● **ACTIVITY**: Every record, apart from its pictures, should be repeated exactly.

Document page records
══════
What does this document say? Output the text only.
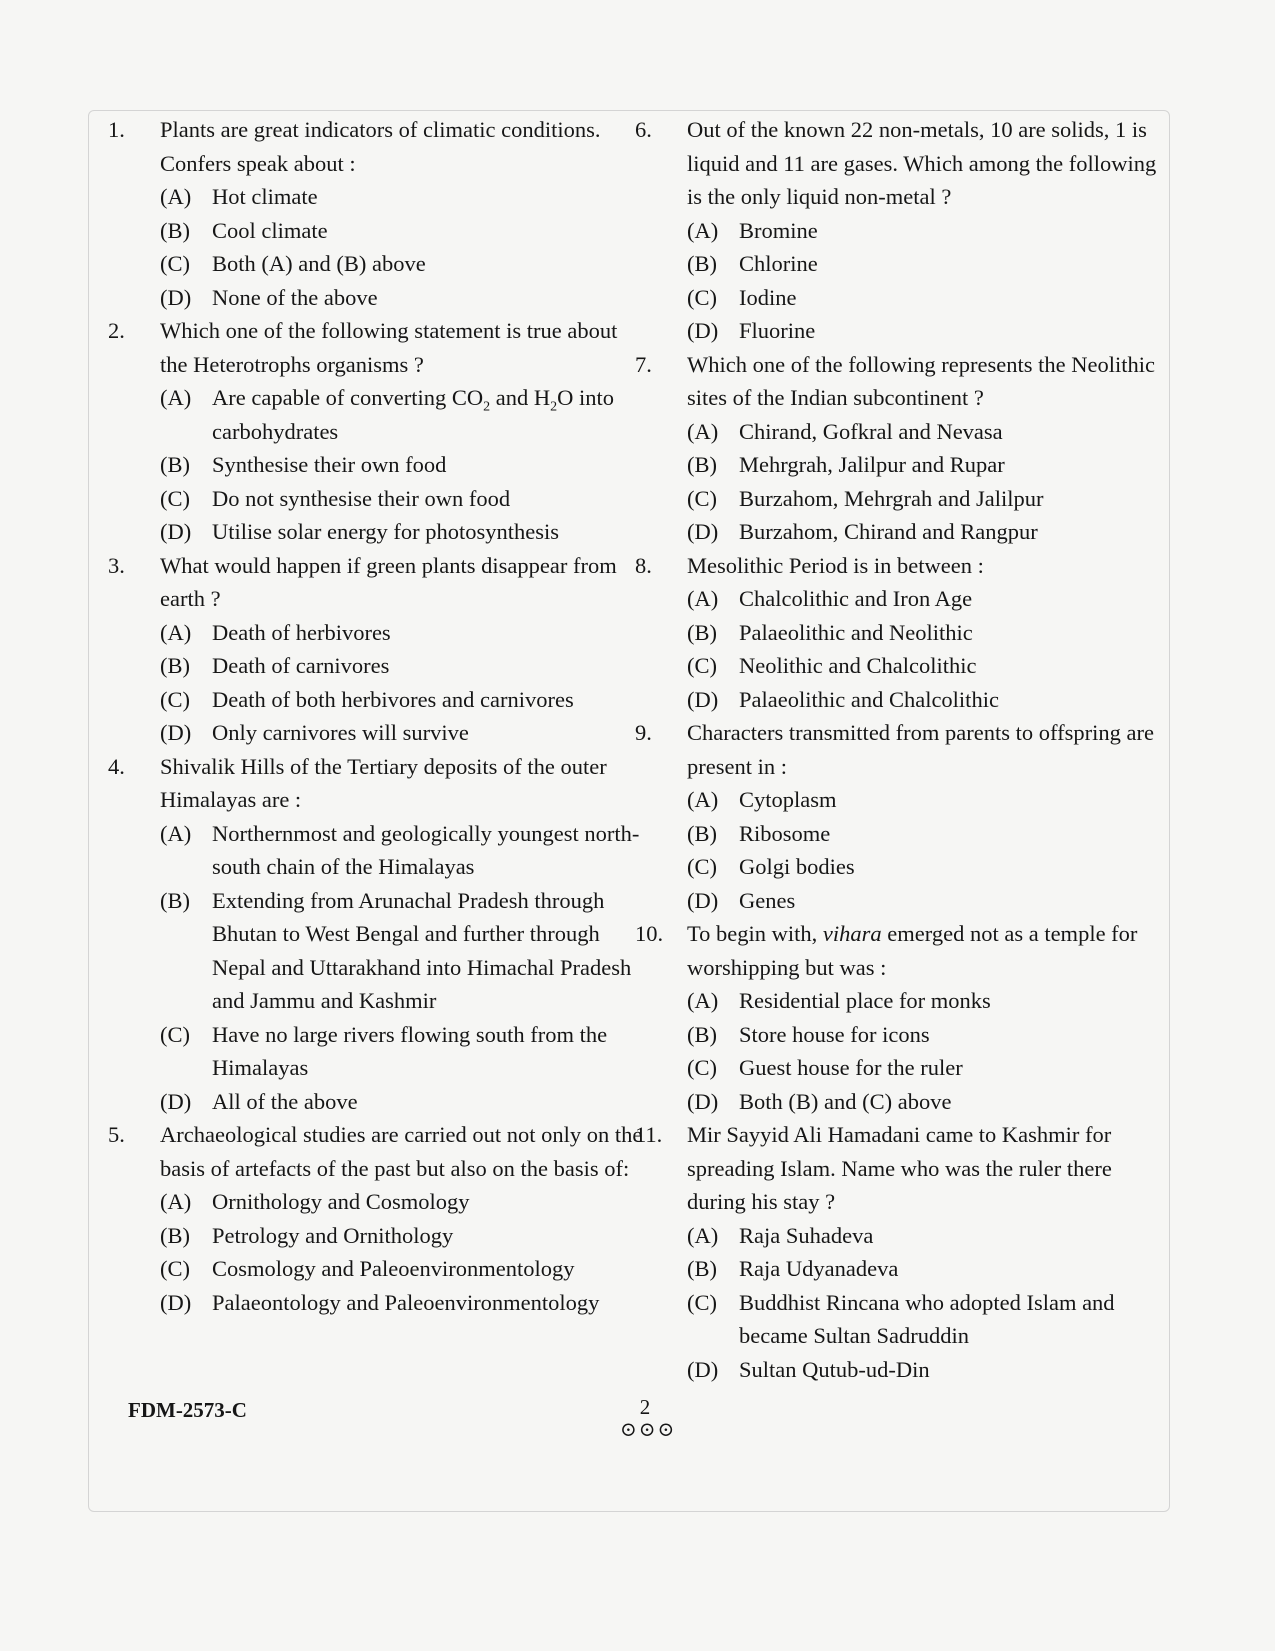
1.	Plants are great indicators of climatic conditions. Confers speak about :
(A) Hot climate
(B) Cool climate
(C) Both (A) and (B) above
(D) None of the above
2.	Which one of the following statement is true about the Heterotrophs organisms ?
(A) Are capable of converting $CO_2$ and $H_2O$ into carbohydrates
(B) Synthesise their own food
(C) Do not synthesise their own food
(D) Utilise solar energy for photosynthesis
3.	What would happen if green plants disappear from earth ?
(A) Death of herbivores
(B) Death of carnivores
(C) Death of both herbivores and carnivores
(D) Only carnivores will survive
4.	Shivalik Hills of the Tertiary deposits of the outer Himalayas are :
(A) Northernmost and geologically youngest north-south chain of the Himalayas
(B) Extending from Arunachal Pradesh through Bhutan to West Bengal and further through Nepal and Uttarakhand into Himachal Pradesh and Jammu and Kashmir
(C) Have no large rivers flowing south from the Himalayas
(D) All of the above
5.	Archaeological studies are carried out not only on the basis of artefacts of the past but also on the basis of:
(A) Ornithology and Cosmology
(B) Petrology and Ornithology
(C) Cosmology and Paleoenvironmentology
(D) Palaeontology and Paleoenvironmentology
6.	Out of the known 22 non-metals, 10 are solids, 1 is liquid and 11 are gases. Which among the following is the only liquid non-metal ?
(A) Bromine
(B) Chlorine
(C) Iodine
(D) Fluorine
7.	Which one of the following represents the Neolithic sites of the Indian subcontinent ?
(A) Chirand, Gofkral and Nevasa
(B) Mehrgrah, Jalilpur and Rupar
(C) Burzahom, Mehrgrah and Jalilpur
(D) Burzahom, Chirand and Rangpur
8.	Mesolithic Period is in between :
(A) Chalcolithic and Iron Age
(B) Palaeolithic and Neolithic
(C) Neolithic and Chalcolithic
(D) Palaeolithic and Chalcolithic
9.	Characters transmitted from parents to offspring are present in :
(A) Cytoplasm
(B) Ribosome
(C) Golgi bodies
(D) Genes
10.	To begin with, vihara emerged not as a temple for worshipping but was :
(A) Residential place for monks
(B) Store house for icons
(C) Guest house for the ruler
(D) Both (B) and (C) above
11.	Mir Sayyid Ali Hamadani came to Kashmir for spreading Islam. Name who was the ruler there during his stay ?
(A) Raja Suhadeva
(B) Raja Udyanadeva
(C) Buddhist Rincana who adopted Islam and became Sultan Sadruddin
(D) Sultan Qutub-ud-Din
FDM-2573-C	2
⊙⊙⊙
══════
● **WRITTEN RESPONSE**:
What does this document say? Output the text only.
1.	Plants are great indicators of climatic conditions. Confers speak about :
(A) Hot climate
(B) Cool climate
(C) Both (A) and (B) above
(D) None of the above
2.	Which one of the following statement is true about the Heterotrophs organisms ?
(A) Are capable of converting $CO_2$ and $H_2O$ into carbohydrates
(B) Synthesise their own food
(C) Do not synthesise their own food
(D) Utilise solar energy for photosynthesis
3.	What would happen if green plants disappear from earth ?
(A) Death of herbivores
(B) Death of carnivores
(C) Death of both herbivores and carnivores
(D) Only carnivores will survive
4.	Shivalik Hills of the Tertiary deposits of the outer Himalayas are :
(A) Northernmost and geologically youngest north-south chain of the Himalayas
(B) Extending from Arunachal Pradesh through Bhutan to West Bengal and further through Nepal and Uttarakhand into Himachal Pradesh and Jammu and Kashmir
(C) Have no large rivers flowing south from the Himalayas
(D) All of the above
5.	Archaeological studies are carried out not only on the basis of artefacts of the past but also on the basis of:
(A) Ornithology and Cosmology
(B) Petrology and Ornithology
(C) Cosmology and Paleoenvironmentology
(D) Palaeontology and Paleoenvironmentology
6.	Out of the known 22 non-metals, 10 are solids, 1 is liquid and 11 are gases. Which among the following is the only liquid non-metal ?
(A) Bromine
(B) Chlorine
(C) Iodine
(D) Fluorine
7.	Which one of the following represents the Neolithic sites of the Indian subcontinent ?
(A) Chirand, Gofkral and Nevasa
(B) Mehrgrah, Jalilpur and Rupar
(C) Burzahom, Mehrgrah and Jalilpur
(D) Burzahom, Chirand and Rangpur
8.	Mesolithic Period is in between :
(A) Chalcolithic and Iron Age
(B) Palaeolithic and Neolithic
(C) Neolithic and Chalcolithic
(D) Palaeolithic and Chalcolithic
9.	Characters transmitted from parents to offspring are present in :
(A) Cytoplasm
(B) Ribosome
(C) Golgi bodies
(D) Genes
10.	To begin with, vihara emerged not as a temple for worshipping but was :
(A) Residential place for monks
(B) Store house for icons
(C) Guest house for the ruler
(D) Both (B) and (C) above
11.	Mir Sayyid Ali Hamadani came to Kashmir for spreading Islam. Name who was the ruler there during his stay ?
(A) Raja Suhadeva
(B) Raja Udyanadeva
(C) Buddhist Rincana who adopted Islam and became Sultan Sadruddin
(D) Sultan Qutub-ud-Din
FDM-2573-C	2
⊙⊙⊙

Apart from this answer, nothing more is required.